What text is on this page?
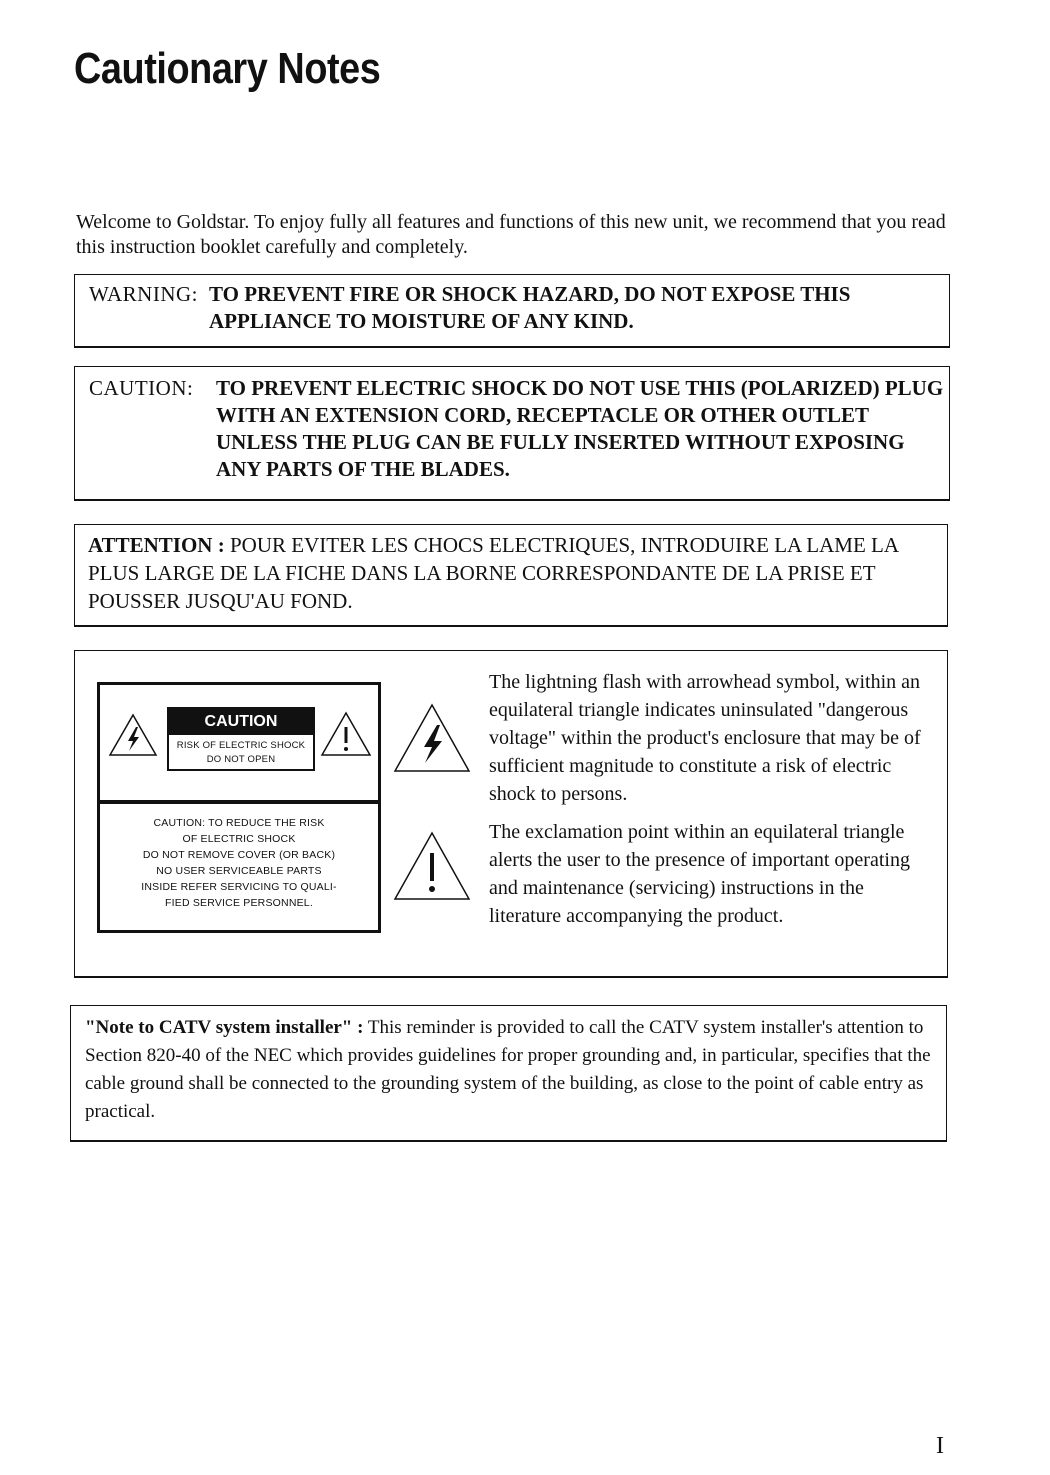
Cautionary Notes

Welcome to Goldstar. To enjoy fully all features and functions of this new unit, we recommend that you read this instruction booklet carefully and completely.

WARNING: TO PREVENT FIRE OR SHOCK HAZARD, DO NOT EXPOSE THIS APPLIANCE TO MOISTURE OF ANY KIND.
CAUTION: TO PREVENT ELECTRIC SHOCK DO NOT USE THIS (POLARIZED) PLUG WITH AN EXTENSION CORD, RECEPTACLE OR OTHER OUTLET UNLESS THE PLUG CAN BE FULLY INSERTED WITHOUT EXPOSING ANY PARTS OF THE BLADES.
ATTENTION : POUR EVITER LES CHOCS ELECTRIQUES, INTRODUIRE LA LAME LA PLUS LARGE DE LA FICHE DANS LA BORNE CORRESPONDANTE DE LA PRISE ET POUSSER JUSQU'AU FOND.
CAUTION
RISK OF ELECTRIC SHOCK
DO NOT OPEN
CAUTION: TO REDUCE THE RISK
OF ELECTRIC SHOCK
DO NOT REMOVE COVER (OR BACK)
NO USER SERVICEABLE PARTS
INSIDE REFER SERVICING TO QUALI-
FIED SERVICE PERSONNEL.
The lightning flash with arrowhead symbol, within an equilateral triangle indicates uninsulated "dangerous voltage" within the product's enclosure that may be of sufficient magnitude to constitute a risk of electric shock to persons.
The exclamation point within an equilateral triangle alerts the user to the presence of important operating and maintenance (servicing) instructions in the literature accompanying the product.
"Note to CATV system installer" : This reminder is provided to call the CATV system installer's attention to Section 820-40 of the NEC which provides guidelines for proper grounding and, in particular, specifies that the cable ground shall be connected to the grounding system of the building, as close to the point of cable entry as practical.
I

*What to work on*: Copy every line in the listing above where the string "within" turns up.

*Response below*:
The lightning flash with arrowhead symbol, within an equilateral triangle indicates uninsulated "dangerous voltage" within the product's enclosure that may be of sufficient magnitude to constitute a risk of electric shock to persons.
The exclamation point within an equilateral triangle alerts the user to the presence of important operating and maintenance (servicing) instructions in the literature accompanying the product.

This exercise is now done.